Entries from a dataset
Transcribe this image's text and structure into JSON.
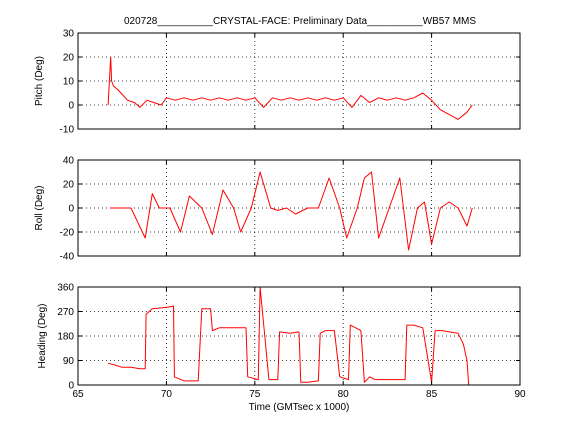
{
  "figure": {
    "title": "020728__________CRYSTAL-FACE: Preliminary Data__________WB57 MMS",
    "xlabel": "Time (GMTsec x 1000)",
    "trace_color": "#ff0000",
    "grid_color": "#000000"
  },
  "chart_data": [
    {
      "type": "line",
      "ylabel": "Pitch (Deg)",
      "xlim": [
        65,
        90
      ],
      "ylim": [
        -10,
        30
      ],
      "xticks": [
        65,
        70,
        75,
        80,
        85,
        90
      ],
      "yticks": [
        -10,
        0,
        10,
        20,
        30
      ],
      "grid": true,
      "series": [
        {
          "color": "#ff0000",
          "x": [
            66.7,
            66.85,
            66.9,
            67.0,
            67.3,
            67.8,
            68.2,
            68.5,
            68.9,
            69.3,
            69.7,
            70.0,
            70.5,
            71.0,
            71.5,
            72.0,
            72.5,
            73.0,
            73.5,
            74.0,
            74.5,
            75.0,
            75.5,
            76.0,
            76.5,
            77.0,
            77.5,
            78.0,
            78.5,
            79.0,
            79.5,
            80.0,
            80.5,
            81.0,
            81.5,
            82.0,
            82.5,
            83.0,
            83.5,
            84.0,
            84.5,
            85.0,
            85.5,
            86.0,
            86.5,
            87.0,
            87.3
          ],
          "y": [
            0,
            20,
            10,
            8,
            6,
            2,
            1,
            -1,
            2,
            1,
            0,
            3,
            2,
            3,
            2,
            3,
            2,
            3,
            2,
            3,
            2,
            3,
            -1,
            3,
            2,
            3,
            2,
            3,
            2,
            3,
            2,
            3,
            -1,
            4,
            1,
            3,
            2,
            3,
            2,
            3,
            5,
            2,
            -2,
            -4,
            -6,
            -3,
            0
          ]
        }
      ]
    },
    {
      "type": "line",
      "ylabel": "Roll (Deg)",
      "xlim": [
        65,
        90
      ],
      "ylim": [
        -40,
        40
      ],
      "xticks": [
        65,
        70,
        75,
        80,
        85,
        90
      ],
      "yticks": [
        -40,
        -20,
        0,
        20,
        40
      ],
      "grid": true,
      "series": [
        {
          "color": "#ff0000",
          "x": [
            66.8,
            67.5,
            68.0,
            68.8,
            69.2,
            69.6,
            70.2,
            70.8,
            71.3,
            72.0,
            72.6,
            73.2,
            73.8,
            74.2,
            74.8,
            75.3,
            75.6,
            75.9,
            76.3,
            76.8,
            77.3,
            78.0,
            78.6,
            79.2,
            79.8,
            80.2,
            80.8,
            81.2,
            81.6,
            82.0,
            82.6,
            83.2,
            83.7,
            84.2,
            84.6,
            85.0,
            85.5,
            86.0,
            86.5,
            87.0,
            87.3
          ],
          "y": [
            0,
            0,
            0,
            -25,
            12,
            0,
            0,
            -20,
            10,
            0,
            -22,
            15,
            0,
            -20,
            0,
            30,
            15,
            0,
            -2,
            0,
            -5,
            0,
            0,
            25,
            0,
            -25,
            0,
            25,
            30,
            -25,
            0,
            25,
            -35,
            0,
            5,
            -30,
            0,
            5,
            0,
            -15,
            0
          ]
        }
      ]
    },
    {
      "type": "line",
      "ylabel": "Heading (Deg)",
      "xlim": [
        65,
        90
      ],
      "ylim": [
        0,
        360
      ],
      "xticks": [
        65,
        70,
        75,
        80,
        85,
        90
      ],
      "yticks": [
        0,
        90,
        180,
        270,
        360
      ],
      "grid": true,
      "series": [
        {
          "color": "#ff0000",
          "x": [
            66.7,
            67.0,
            67.5,
            68.0,
            68.5,
            68.8,
            68.85,
            69.2,
            70.0,
            70.4,
            70.45,
            71.0,
            71.5,
            71.8,
            72.0,
            72.5,
            72.6,
            73.0,
            73.5,
            74.0,
            74.5,
            74.6,
            75.2,
            75.3,
            75.8,
            76.3,
            76.4,
            77.0,
            77.5,
            77.6,
            78.0,
            78.6,
            78.7,
            79.0,
            79.5,
            79.8,
            80.3,
            80.4,
            81.0,
            81.2,
            81.5,
            81.8,
            82.0,
            82.5,
            83.0,
            83.5,
            83.6,
            84.0,
            84.5,
            85.0,
            85.2,
            85.6,
            86.0,
            86.5,
            86.8,
            87.0,
            87.1
          ],
          "y": [
            80,
            75,
            65,
            65,
            60,
            60,
            260,
            280,
            285,
            290,
            30,
            15,
            15,
            15,
            280,
            280,
            200,
            210,
            210,
            210,
            210,
            30,
            20,
            360,
            20,
            20,
            195,
            190,
            195,
            10,
            10,
            15,
            190,
            200,
            200,
            30,
            20,
            220,
            200,
            10,
            30,
            20,
            20,
            20,
            20,
            20,
            220,
            220,
            210,
            10,
            200,
            200,
            195,
            190,
            150,
            90,
            0
          ]
        }
      ]
    }
  ]
}
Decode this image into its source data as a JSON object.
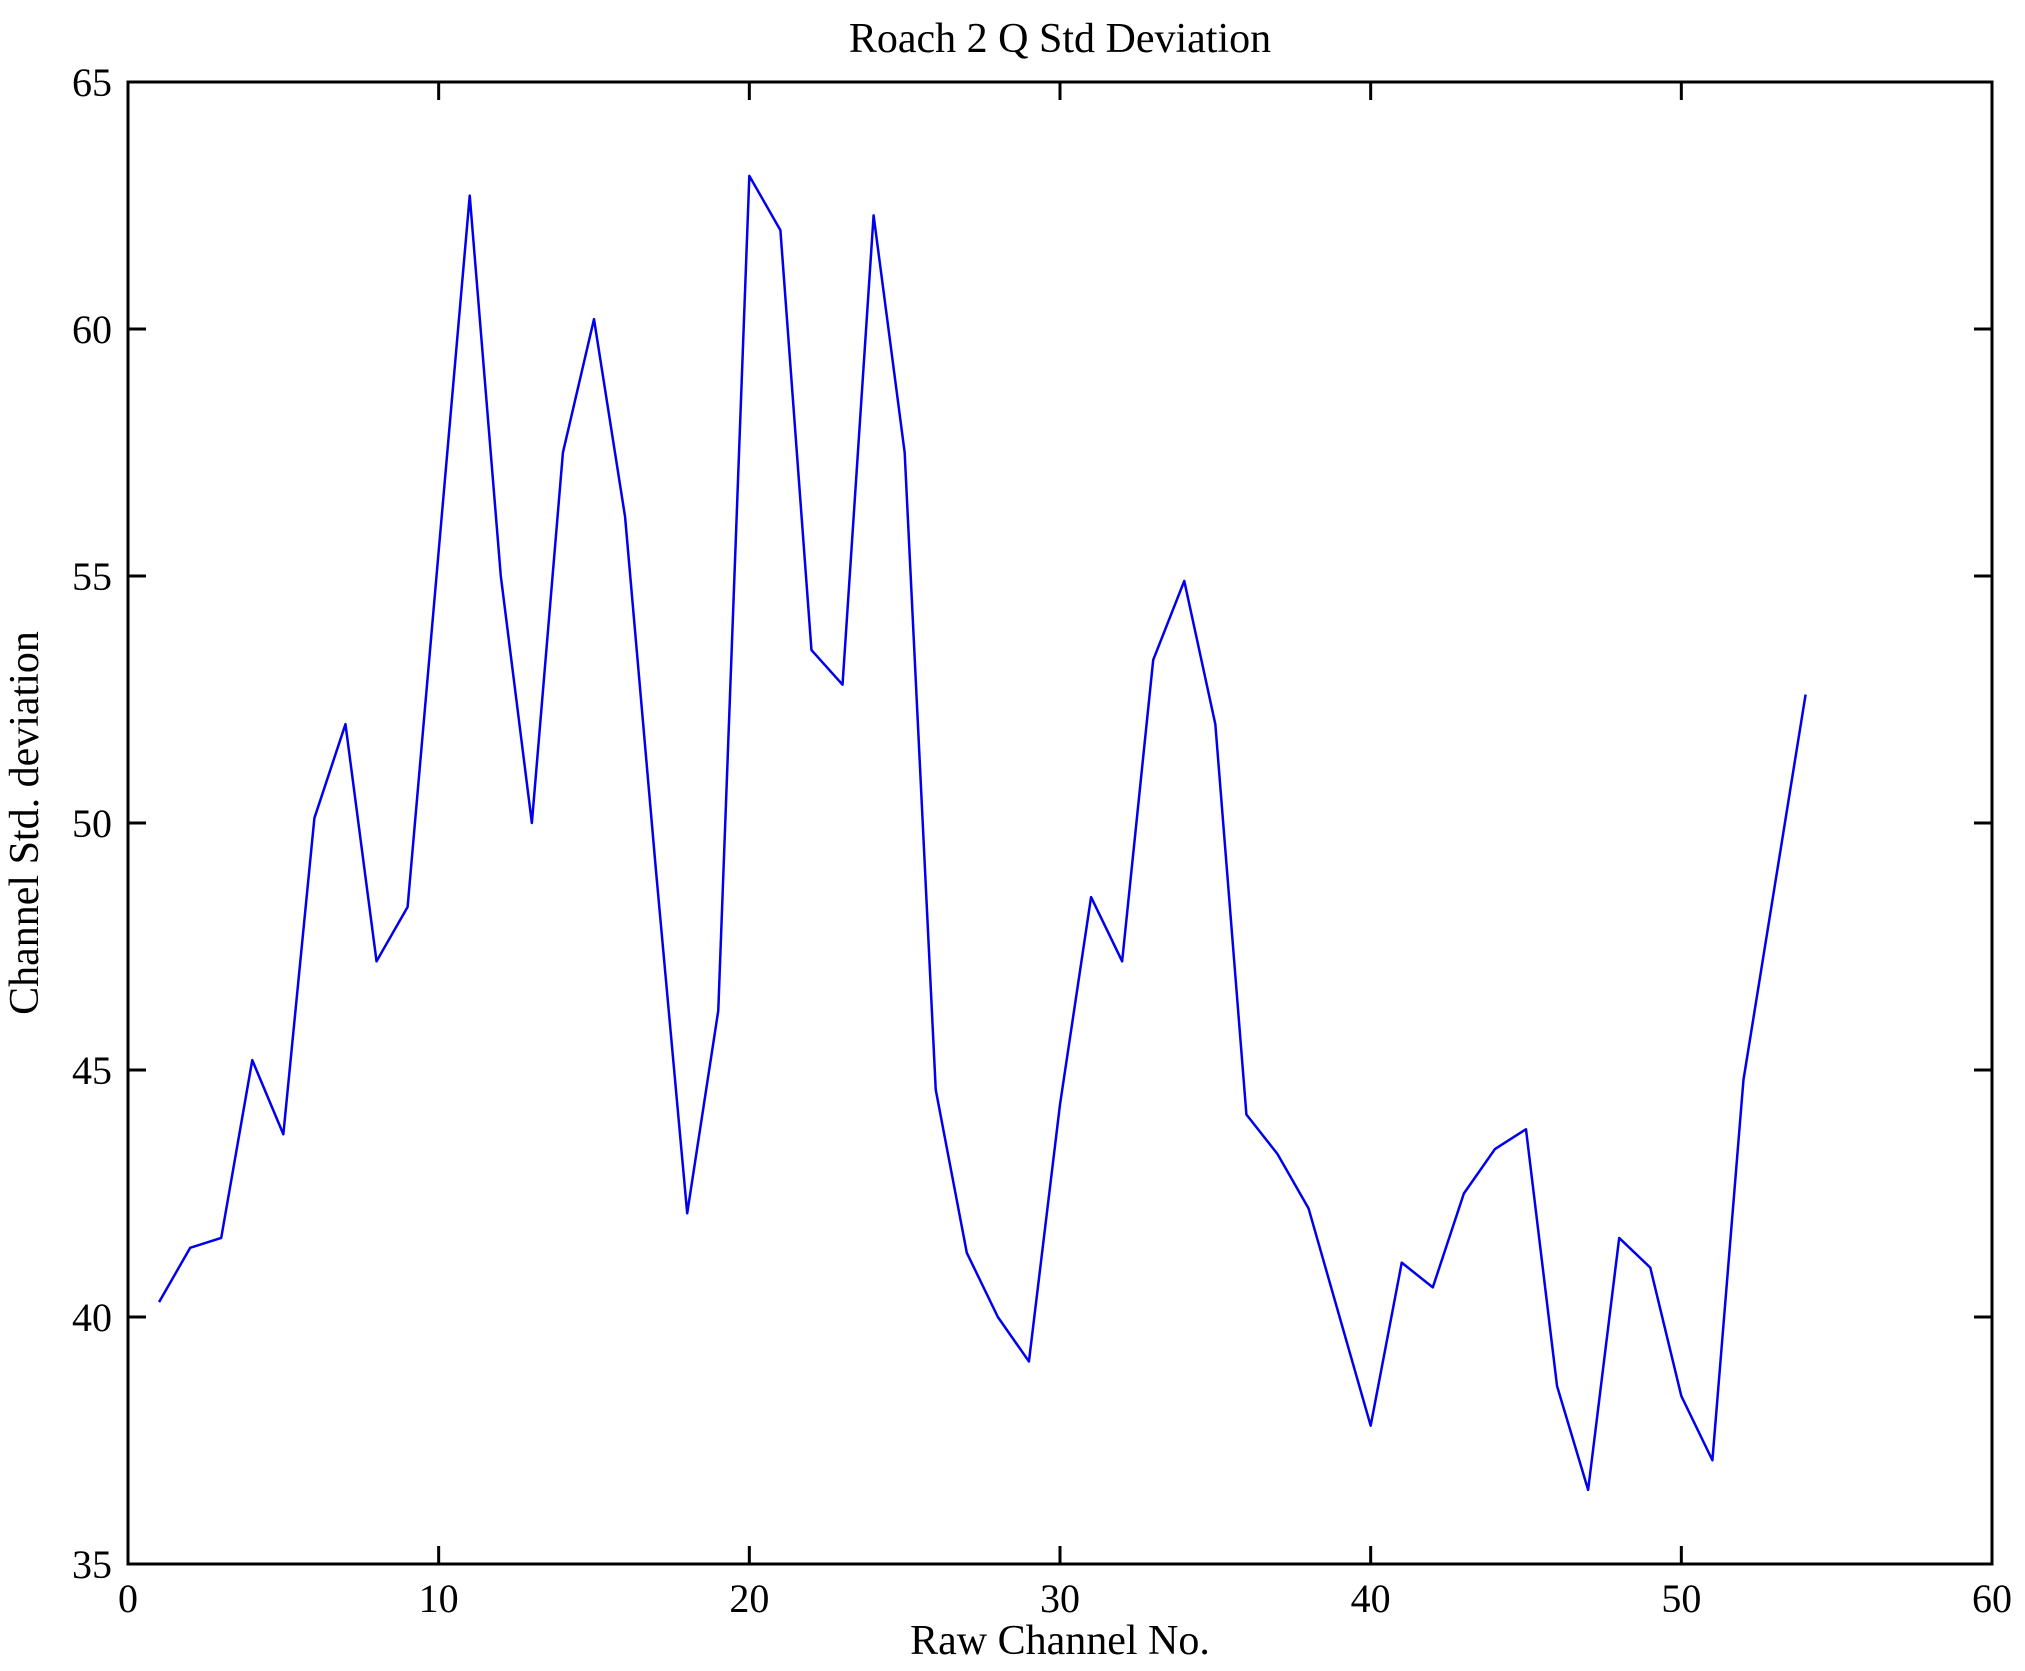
{
  "chart_data": {
    "type": "line",
    "title": "Roach 2 Q Std Deviation",
    "xlabel": "Raw Channel No.",
    "ylabel": "Channel Std. deviation",
    "xlim": [
      0,
      60
    ],
    "ylim": [
      35,
      65
    ],
    "xticks": [
      0,
      10,
      20,
      30,
      40,
      50,
      60
    ],
    "yticks": [
      35,
      40,
      45,
      50,
      55,
      60,
      65
    ],
    "grid": false,
    "legend_position": "none",
    "line_color": "#0000ee",
    "axis_color": "#000000",
    "background_color": "#ffffff",
    "x": [
      1,
      2,
      3,
      4,
      5,
      6,
      7,
      8,
      9,
      10,
      11,
      12,
      13,
      14,
      15,
      16,
      17,
      18,
      19,
      20,
      21,
      22,
      23,
      24,
      25,
      26,
      27,
      28,
      29,
      30,
      31,
      32,
      33,
      34,
      35,
      36,
      37,
      38,
      39,
      40,
      41,
      42,
      43,
      44,
      45,
      46,
      47,
      48,
      49,
      50,
      51,
      52,
      53,
      54
    ],
    "values": [
      40.3,
      41.4,
      41.6,
      45.2,
      43.7,
      50.1,
      52.0,
      47.2,
      48.3,
      55.5,
      62.7,
      55.0,
      50.0,
      57.5,
      60.2,
      56.2,
      49.0,
      42.1,
      46.2,
      63.1,
      62.0,
      53.5,
      52.8,
      62.3,
      57.5,
      44.6,
      41.3,
      40.0,
      39.1,
      44.3,
      48.5,
      47.2,
      53.3,
      54.9,
      52.0,
      44.1,
      43.3,
      42.2,
      40.0,
      37.8,
      41.1,
      40.6,
      42.5,
      43.4,
      43.8,
      38.6,
      36.5,
      41.6,
      41.0,
      38.4,
      37.1,
      44.8,
      48.7,
      52.6
    ]
  }
}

## Given exercise
Quote the material exactly. Pictures stay out.

## Result below
Transcribe this image's text and structure into JSON.
{
  "figure": {
    "title": "020728__________CRYSTAL-FACE: Preliminary Data__________WB57 MMS",
    "xlabel": "Time (GMTsec x 1000)",
    "trace_color": "#ff0000",
    "grid_color": "#000000"
  },
  "chart_data": [
    {
      "type": "line",
      "ylabel": "Pitch (Deg)",
      "xlim": [
        65,
        90
      ],
      "ylim": [
        -10,
        30
      ],
      "xticks": [
        65,
        70,
        75,
        80,
        85,
        90
      ],
      "yticks": [
        -10,
        0,
        10,
        20,
        30
      ],
      "grid": true,
      "series": [
        {
          "color": "#ff0000",
          "x": [
            66.7,
            66.85,
            66.9,
            67.0,
            67.3,
            67.8,
            68.2,
            68.5,
            68.9,
            69.3,
            69.7,
            70.0,
            70.5,
            71.0,
            71.5,
            72.0,
            72.5,
            73.0,
            73.5,
            74.0,
            74.5,
            75.0,
            75.5,
            76.0,
            76.5,
            77.0,
            77.5,
            78.0,
            78.5,
            79.0,
            79.5,
            80.0,
            80.5,
            81.0,
            81.5,
            82.0,
            82.5,
            83.0,
            83.5,
            84.0,
            84.5,
            85.0,
            85.5,
            86.0,
            86.5,
            87.0,
            87.3
          ],
          "y": [
            0,
            20,
            10,
            8,
            6,
            2,
            1,
            -1,
            2,
            1,
            0,
            3,
            2,
            3,
            2,
            3,
            2,
            3,
            2,
            3,
            2,
            3,
            -1,
            3,
            2,
            3,
            2,
            3,
            2,
            3,
            2,
            3,
            -1,
            4,
            1,
            3,
            2,
            3,
            2,
            3,
            5,
            2,
            -2,
            -4,
            -6,
            -3,
            0
          ]
        }
      ]
    },
    {
      "type": "line",
      "ylabel": "Roll (Deg)",
      "xlim": [
        65,
        90
      ],
      "ylim": [
        -40,
        40
      ],
      "xticks": [
        65,
        70,
        75,
        80,
        85,
        90
      ],
      "yticks": [
        -40,
        -20,
        0,
        20,
        40
      ],
      "grid": true,
      "series": [
        {
          "color": "#ff0000",
          "x": [
            66.8,
            67.5,
            68.0,
            68.8,
            69.2,
            69.6,
            70.2,
            70.8,
            71.3,
            72.0,
            72.6,
            73.2,
            73.8,
            74.2,
            74.8,
            75.3,
            75.6,
            75.9,
            76.3,
            76.8,
            77.3,
            78.0,
            78.6,
            79.2,
            79.8,
            80.2,
            80.8,
            81.2,
            81.6,
            82.0,
            82.6,
            83.2,
            83.7,
            84.2,
            84.6,
            85.0,
            85.5,
            86.0,
            86.5,
            87.0,
            87.3
          ],
          "y": [
            0,
            0,
            0,
            -25,
            12,
            0,
            0,
            -20,
            10,
            0,
            -22,
            15,
            0,
            -20,
            0,
            30,
            15,
            0,
            -2,
            0,
            -5,
            0,
            0,
            25,
            0,
            -25,
            0,
            25,
            30,
            -25,
            0,
            25,
            -35,
            0,
            5,
            -30,
            0,
            5,
            0,
            -15,
            0
          ]
        }
      ]
    },
    {
      "type": "line",
      "ylabel": "Heading (Deg)",
      "xlim": [
        65,
        90
      ],
      "ylim": [
        0,
        360
      ],
      "xticks": [
        65,
        70,
        75,
        80,
        85,
        90
      ],
      "yticks": [
        0,
        90,
        180,
        270,
        360
      ],
      "grid": true,
      "series": [
        {
          "color": "#ff0000",
          "x": [
            66.7,
            67.0,
            67.5,
            68.0,
            68.5,
            68.8,
            68.85,
            69.2,
            70.0,
            70.4,
            70.45,
            71.0,
            71.5,
            71.8,
            72.0,
            72.5,
            72.6,
            73.0,
            73.5,
            74.0,
            74.5,
            74.6,
            75.2,
            75.3,
            75.8,
            76.3,
            76.4,
            77.0,
            77.5,
            77.6,
            78.0,
            78.6,
            78.7,
            79.0,
            79.5,
            79.8,
            80.3,
            80.4,
            81.0,
            81.2,
            81.5,
            81.8,
            82.0,
            82.5,
            83.0,
            83.5,
            83.6,
            84.0,
            84.5,
            85.0,
            85.2,
            85.6,
            86.0,
            86.5,
            86.8,
            87.0,
            87.1
          ],
          "y": [
            80,
            75,
            65,
            65,
            60,
            60,
            260,
            280,
            285,
            290,
            30,
            15,
            15,
            15,
            280,
            280,
            200,
            210,
            210,
            210,
            210,
            30,
            20,
            360,
            20,
            20,
            195,
            190,
            195,
            10,
            10,
            15,
            190,
            200,
            200,
            30,
            20,
            220,
            200,
            10,
            30,
            20,
            20,
            20,
            20,
            20,
            220,
            220,
            210,
            10,
            200,
            200,
            195,
            190,
            150,
            90,
            0
          ]
        }
      ]
    }
  ]
}
Decode this image into its source data as a JSON object.
{
  "chart_data": {
    "type": "line",
    "title": "Roach 2 Q Std Deviation",
    "xlabel": "Raw Channel No.",
    "ylabel": "Channel Std. deviation",
    "xlim": [
      0,
      60
    ],
    "ylim": [
      35,
      65
    ],
    "xticks": [
      0,
      10,
      20,
      30,
      40,
      50,
      60
    ],
    "yticks": [
      35,
      40,
      45,
      50,
      55,
      60,
      65
    ],
    "grid": false,
    "legend_position": "none",
    "line_color": "#0000ee",
    "axis_color": "#000000",
    "background_color": "#ffffff",
    "x": [
      1,
      2,
      3,
      4,
      5,
      6,
      7,
      8,
      9,
      10,
      11,
      12,
      13,
      14,
      15,
      16,
      17,
      18,
      19,
      20,
      21,
      22,
      23,
      24,
      25,
      26,
      27,
      28,
      29,
      30,
      31,
      32,
      33,
      34,
      35,
      36,
      37,
      38,
      39,
      40,
      41,
      42,
      43,
      44,
      45,
      46,
      47,
      48,
      49,
      50,
      51,
      52,
      53,
      54
    ],
    "values": [
      40.3,
      41.4,
      41.6,
      45.2,
      43.7,
      50.1,
      52.0,
      47.2,
      48.3,
      55.5,
      62.7,
      55.0,
      50.0,
      57.5,
      60.2,
      56.2,
      49.0,
      42.1,
      46.2,
      63.1,
      62.0,
      53.5,
      52.8,
      62.3,
      57.5,
      44.6,
      41.3,
      40.0,
      39.1,
      44.3,
      48.5,
      47.2,
      53.3,
      54.9,
      52.0,
      44.1,
      43.3,
      42.2,
      40.0,
      37.8,
      41.1,
      40.6,
      42.5,
      43.4,
      43.8,
      38.6,
      36.5,
      41.6,
      41.0,
      38.4,
      37.1,
      44.8,
      48.7,
      52.6
    ]
  }
}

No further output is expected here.